SUPPLIED PASSAGE »
From design to production
One of the first places to visit on any works tour is the drawing office, for it is here that production really begins. Here is most complete equipment to enable the complex work called for by the production of a new calibre or the modification of an existing one to go forward as smoothly as possible. The enormous amount of work involved in bringing any new calibre to the production stage is demonstrated by the huge array of drawings in the drawing office files.
For instance, when a new calibre is being designed, the main features and dimensions are first drawn out, and then every detail has to be carefully considered, not only from the angle of the movement itself, but also from the production standpoint. Some otherwise satisfactory part or process may present technical difficulties in manufacture that must be met by a careful modification, and that, in turn, may well raise another point calling for much thought.

INFORMATION PROVIDED »

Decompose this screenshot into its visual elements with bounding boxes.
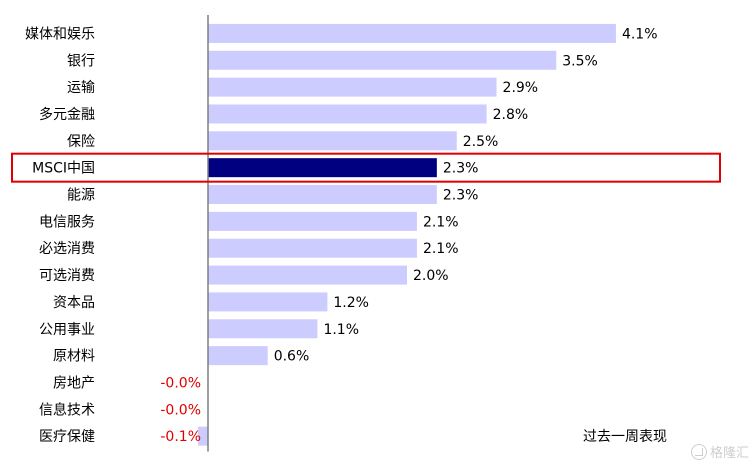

REQUIREMENTS »
Reproduce the passage on watch calibre design word for word, from "From design to" to "drawing office files.". The data plays no part in the work here.

SOLUTION FOR THIS EXERCISE »
From design to production
One of the first places to visit on any works tour is the drawing office, for it is here that production really begins. Here is most complete equipment to enable the complex work called for by the production of a new calibre or the modification of an existing one to go forward as smoothly as possible. The enormous amount of work involved in bringing any new calibre to the production stage is demonstrated by the huge array of drawings in the drawing office files.